## PROBLEM STATEMENT
Output the material below in its entirety, exactly as given.
* START DATA TO USE *
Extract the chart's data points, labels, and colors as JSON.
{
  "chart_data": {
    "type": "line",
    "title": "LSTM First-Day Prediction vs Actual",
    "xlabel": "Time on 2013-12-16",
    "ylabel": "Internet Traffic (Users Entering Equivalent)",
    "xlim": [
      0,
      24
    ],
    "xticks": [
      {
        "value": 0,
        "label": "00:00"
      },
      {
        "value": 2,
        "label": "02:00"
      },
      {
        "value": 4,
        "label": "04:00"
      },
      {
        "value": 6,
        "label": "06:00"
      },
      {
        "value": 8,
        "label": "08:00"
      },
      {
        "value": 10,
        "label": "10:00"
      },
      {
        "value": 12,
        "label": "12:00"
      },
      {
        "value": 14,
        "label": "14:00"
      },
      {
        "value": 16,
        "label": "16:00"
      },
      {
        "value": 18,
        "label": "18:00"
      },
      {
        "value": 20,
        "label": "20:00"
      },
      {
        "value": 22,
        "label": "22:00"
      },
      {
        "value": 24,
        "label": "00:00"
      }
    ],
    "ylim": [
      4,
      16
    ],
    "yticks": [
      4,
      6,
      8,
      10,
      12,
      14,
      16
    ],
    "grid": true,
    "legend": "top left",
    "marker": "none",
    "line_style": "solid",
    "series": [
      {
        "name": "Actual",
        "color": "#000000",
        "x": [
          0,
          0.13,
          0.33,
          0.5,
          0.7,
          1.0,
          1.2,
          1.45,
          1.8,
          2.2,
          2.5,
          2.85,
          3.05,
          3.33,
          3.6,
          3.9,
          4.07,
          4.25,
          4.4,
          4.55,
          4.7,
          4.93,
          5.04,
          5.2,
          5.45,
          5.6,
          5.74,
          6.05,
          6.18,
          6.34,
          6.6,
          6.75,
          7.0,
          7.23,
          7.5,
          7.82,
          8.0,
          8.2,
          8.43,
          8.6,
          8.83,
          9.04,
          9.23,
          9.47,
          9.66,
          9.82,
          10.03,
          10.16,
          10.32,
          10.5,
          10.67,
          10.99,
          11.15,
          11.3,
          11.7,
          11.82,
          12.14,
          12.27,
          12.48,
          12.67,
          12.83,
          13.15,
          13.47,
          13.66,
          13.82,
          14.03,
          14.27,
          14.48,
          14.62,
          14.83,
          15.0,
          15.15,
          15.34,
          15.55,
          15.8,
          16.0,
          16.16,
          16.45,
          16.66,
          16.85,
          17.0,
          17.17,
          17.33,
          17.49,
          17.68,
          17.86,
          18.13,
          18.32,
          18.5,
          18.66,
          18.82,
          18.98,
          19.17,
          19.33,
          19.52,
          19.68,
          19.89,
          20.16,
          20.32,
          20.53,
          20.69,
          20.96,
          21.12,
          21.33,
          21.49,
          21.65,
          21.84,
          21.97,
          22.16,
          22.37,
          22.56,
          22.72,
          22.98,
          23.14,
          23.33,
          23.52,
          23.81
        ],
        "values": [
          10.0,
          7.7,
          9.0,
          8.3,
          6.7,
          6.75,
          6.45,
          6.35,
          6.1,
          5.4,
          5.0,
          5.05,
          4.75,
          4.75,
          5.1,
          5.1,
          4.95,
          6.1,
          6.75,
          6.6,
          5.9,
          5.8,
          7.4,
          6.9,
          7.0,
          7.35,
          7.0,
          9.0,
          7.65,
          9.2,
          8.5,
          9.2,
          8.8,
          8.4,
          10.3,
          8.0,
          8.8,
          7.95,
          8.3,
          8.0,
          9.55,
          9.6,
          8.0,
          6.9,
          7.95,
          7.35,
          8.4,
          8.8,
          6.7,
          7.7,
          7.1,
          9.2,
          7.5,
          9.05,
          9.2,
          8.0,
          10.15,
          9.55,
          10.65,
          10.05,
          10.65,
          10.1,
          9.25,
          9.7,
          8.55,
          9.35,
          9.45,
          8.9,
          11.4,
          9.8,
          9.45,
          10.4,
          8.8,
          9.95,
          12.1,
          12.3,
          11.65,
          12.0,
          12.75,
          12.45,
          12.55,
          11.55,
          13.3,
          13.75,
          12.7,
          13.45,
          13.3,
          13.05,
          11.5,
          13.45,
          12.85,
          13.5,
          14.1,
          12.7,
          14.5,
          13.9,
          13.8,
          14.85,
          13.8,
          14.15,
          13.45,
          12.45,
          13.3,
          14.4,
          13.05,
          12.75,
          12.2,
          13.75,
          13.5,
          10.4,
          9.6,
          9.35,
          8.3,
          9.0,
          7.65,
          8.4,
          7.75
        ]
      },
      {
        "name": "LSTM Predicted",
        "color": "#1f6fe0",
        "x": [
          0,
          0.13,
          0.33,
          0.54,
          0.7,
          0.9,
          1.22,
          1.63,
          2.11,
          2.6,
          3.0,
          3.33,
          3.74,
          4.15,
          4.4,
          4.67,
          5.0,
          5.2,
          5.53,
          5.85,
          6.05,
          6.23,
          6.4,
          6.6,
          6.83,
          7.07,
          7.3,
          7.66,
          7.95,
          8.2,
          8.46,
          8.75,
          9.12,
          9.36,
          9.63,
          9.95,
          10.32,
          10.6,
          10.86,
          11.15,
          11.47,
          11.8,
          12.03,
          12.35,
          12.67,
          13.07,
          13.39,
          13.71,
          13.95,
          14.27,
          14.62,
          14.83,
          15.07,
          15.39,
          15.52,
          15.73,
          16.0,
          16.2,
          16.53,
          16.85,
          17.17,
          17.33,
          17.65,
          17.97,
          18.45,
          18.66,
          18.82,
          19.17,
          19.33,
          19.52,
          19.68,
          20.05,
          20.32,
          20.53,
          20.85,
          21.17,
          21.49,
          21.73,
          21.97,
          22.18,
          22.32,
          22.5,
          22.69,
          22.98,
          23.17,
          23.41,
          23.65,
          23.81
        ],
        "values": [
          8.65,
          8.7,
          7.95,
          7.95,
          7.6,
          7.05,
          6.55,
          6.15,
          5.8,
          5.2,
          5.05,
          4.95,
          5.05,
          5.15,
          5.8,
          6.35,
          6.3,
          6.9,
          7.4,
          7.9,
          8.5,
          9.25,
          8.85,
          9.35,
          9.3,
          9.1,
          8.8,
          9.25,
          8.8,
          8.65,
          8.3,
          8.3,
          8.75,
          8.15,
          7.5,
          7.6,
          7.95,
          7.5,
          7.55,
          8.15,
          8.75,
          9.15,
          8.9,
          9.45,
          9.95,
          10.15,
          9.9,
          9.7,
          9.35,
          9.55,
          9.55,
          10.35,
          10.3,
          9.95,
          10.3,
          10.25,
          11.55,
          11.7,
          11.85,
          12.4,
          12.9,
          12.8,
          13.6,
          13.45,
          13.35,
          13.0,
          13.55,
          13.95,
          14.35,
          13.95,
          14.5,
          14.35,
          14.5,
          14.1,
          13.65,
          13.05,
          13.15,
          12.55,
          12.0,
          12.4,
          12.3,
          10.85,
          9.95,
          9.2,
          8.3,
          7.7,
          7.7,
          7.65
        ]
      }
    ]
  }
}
* END DATA TO USE *
## FINISHED ANSWER
Extract the chart's data points, labels, and colors as JSON.
{
  "chart_data": {
    "type": "line",
    "title": "LSTM First-Day Prediction vs Actual",
    "xlabel": "Time on 2013-12-16",
    "ylabel": "Internet Traffic (Users Entering Equivalent)",
    "xlim": [
      0,
      24
    ],
    "xticks": [
      {
        "value": 0,
        "label": "00:00"
      },
      {
        "value": 2,
        "label": "02:00"
      },
      {
        "value": 4,
        "label": "04:00"
      },
      {
        "value": 6,
        "label": "06:00"
      },
      {
        "value": 8,
        "label": "08:00"
      },
      {
        "value": 10,
        "label": "10:00"
      },
      {
        "value": 12,
        "label": "12:00"
      },
      {
        "value": 14,
        "label": "14:00"
      },
      {
        "value": 16,
        "label": "16:00"
      },
      {
        "value": 18,
        "label": "18:00"
      },
      {
        "value": 20,
        "label": "20:00"
      },
      {
        "value": 22,
        "label": "22:00"
      },
      {
        "value": 24,
        "label": "00:00"
      }
    ],
    "ylim": [
      4,
      16
    ],
    "yticks": [
      4,
      6,
      8,
      10,
      12,
      14,
      16
    ],
    "grid": true,
    "legend": "top left",
    "marker": "none",
    "line_style": "solid",
    "series": [
      {
        "name": "Actual",
        "color": "#000000",
        "x": [
          0,
          0.13,
          0.33,
          0.5,
          0.7,
          1.0,
          1.2,
          1.45,
          1.8,
          2.2,
          2.5,
          2.85,
          3.05,
          3.33,
          3.6,
          3.9,
          4.07,
          4.25,
          4.4,
          4.55,
          4.7,
          4.93,
          5.04,
          5.2,
          5.45,
          5.6,
          5.74,
          6.05,
          6.18,
          6.34,
          6.6,
          6.75,
          7.0,
          7.23,
          7.5,
          7.82,
          8.0,
          8.2,
          8.43,
          8.6,
          8.83,
          9.04,
          9.23,
          9.47,
          9.66,
          9.82,
          10.03,
          10.16,
          10.32,
          10.5,
          10.67,
          10.99,
          11.15,
          11.3,
          11.7,
          11.82,
          12.14,
          12.27,
          12.48,
          12.67,
          12.83,
          13.15,
          13.47,
          13.66,
          13.82,
          14.03,
          14.27,
          14.48,
          14.62,
          14.83,
          15.0,
          15.15,
          15.34,
          15.55,
          15.8,
          16.0,
          16.16,
          16.45,
          16.66,
          16.85,
          17.0,
          17.17,
          17.33,
          17.49,
          17.68,
          17.86,
          18.13,
          18.32,
          18.5,
          18.66,
          18.82,
          18.98,
          19.17,
          19.33,
          19.52,
          19.68,
          19.89,
          20.16,
          20.32,
          20.53,
          20.69,
          20.96,
          21.12,
          21.33,
          21.49,
          21.65,
          21.84,
          21.97,
          22.16,
          22.37,
          22.56,
          22.72,
          22.98,
          23.14,
          23.33,
          23.52,
          23.81
        ],
        "values": [
          10.0,
          7.7,
          9.0,
          8.3,
          6.7,
          6.75,
          6.45,
          6.35,
          6.1,
          5.4,
          5.0,
          5.05,
          4.75,
          4.75,
          5.1,
          5.1,
          4.95,
          6.1,
          6.75,
          6.6,
          5.9,
          5.8,
          7.4,
          6.9,
          7.0,
          7.35,
          7.0,
          9.0,
          7.65,
          9.2,
          8.5,
          9.2,
          8.8,
          8.4,
          10.3,
          8.0,
          8.8,
          7.95,
          8.3,
          8.0,
          9.55,
          9.6,
          8.0,
          6.9,
          7.95,
          7.35,
          8.4,
          8.8,
          6.7,
          7.7,
          7.1,
          9.2,
          7.5,
          9.05,
          9.2,
          8.0,
          10.15,
          9.55,
          10.65,
          10.05,
          10.65,
          10.1,
          9.25,
          9.7,
          8.55,
          9.35,
          9.45,
          8.9,
          11.4,
          9.8,
          9.45,
          10.4,
          8.8,
          9.95,
          12.1,
          12.3,
          11.65,
          12.0,
          12.75,
          12.45,
          12.55,
          11.55,
          13.3,
          13.75,
          12.7,
          13.45,
          13.3,
          13.05,
          11.5,
          13.45,
          12.85,
          13.5,
          14.1,
          12.7,
          14.5,
          13.9,
          13.8,
          14.85,
          13.8,
          14.15,
          13.45,
          12.45,
          13.3,
          14.4,
          13.05,
          12.75,
          12.2,
          13.75,
          13.5,
          10.4,
          9.6,
          9.35,
          8.3,
          9.0,
          7.65,
          8.4,
          7.75
        ]
      },
      {
        "name": "LSTM Predicted",
        "color": "#1f6fe0",
        "x": [
          0,
          0.13,
          0.33,
          0.54,
          0.7,
          0.9,
          1.22,
          1.63,
          2.11,
          2.6,
          3.0,
          3.33,
          3.74,
          4.15,
          4.4,
          4.67,
          5.0,
          5.2,
          5.53,
          5.85,
          6.05,
          6.23,
          6.4,
          6.6,
          6.83,
          7.07,
          7.3,
          7.66,
          7.95,
          8.2,
          8.46,
          8.75,
          9.12,
          9.36,
          9.63,
          9.95,
          10.32,
          10.6,
          10.86,
          11.15,
          11.47,
          11.8,
          12.03,
          12.35,
          12.67,
          13.07,
          13.39,
          13.71,
          13.95,
          14.27,
          14.62,
          14.83,
          15.07,
          15.39,
          15.52,
          15.73,
          16.0,
          16.2,
          16.53,
          16.85,
          17.17,
          17.33,
          17.65,
          17.97,
          18.45,
          18.66,
          18.82,
          19.17,
          19.33,
          19.52,
          19.68,
          20.05,
          20.32,
          20.53,
          20.85,
          21.17,
          21.49,
          21.73,
          21.97,
          22.18,
          22.32,
          22.5,
          22.69,
          22.98,
          23.17,
          23.41,
          23.65,
          23.81
        ],
        "values": [
          8.65,
          8.7,
          7.95,
          7.95,
          7.6,
          7.05,
          6.55,
          6.15,
          5.8,
          5.2,
          5.05,
          4.95,
          5.05,
          5.15,
          5.8,
          6.35,
          6.3,
          6.9,
          7.4,
          7.9,
          8.5,
          9.25,
          8.85,
          9.35,
          9.3,
          9.1,
          8.8,
          9.25,
          8.8,
          8.65,
          8.3,
          8.3,
          8.75,
          8.15,
          7.5,
          7.6,
          7.95,
          7.5,
          7.55,
          8.15,
          8.75,
          9.15,
          8.9,
          9.45,
          9.95,
          10.15,
          9.9,
          9.7,
          9.35,
          9.55,
          9.55,
          10.35,
          10.3,
          9.95,
          10.3,
          10.25,
          11.55,
          11.7,
          11.85,
          12.4,
          12.9,
          12.8,
          13.6,
          13.45,
          13.35,
          13.0,
          13.55,
          13.95,
          14.35,
          13.95,
          14.5,
          14.35,
          14.5,
          14.1,
          13.65,
          13.05,
          13.15,
          12.55,
          12.0,
          12.4,
          12.3,
          10.85,
          9.95,
          9.2,
          8.3,
          7.7,
          7.7,
          7.65
        ]
      }
    ]
  }
}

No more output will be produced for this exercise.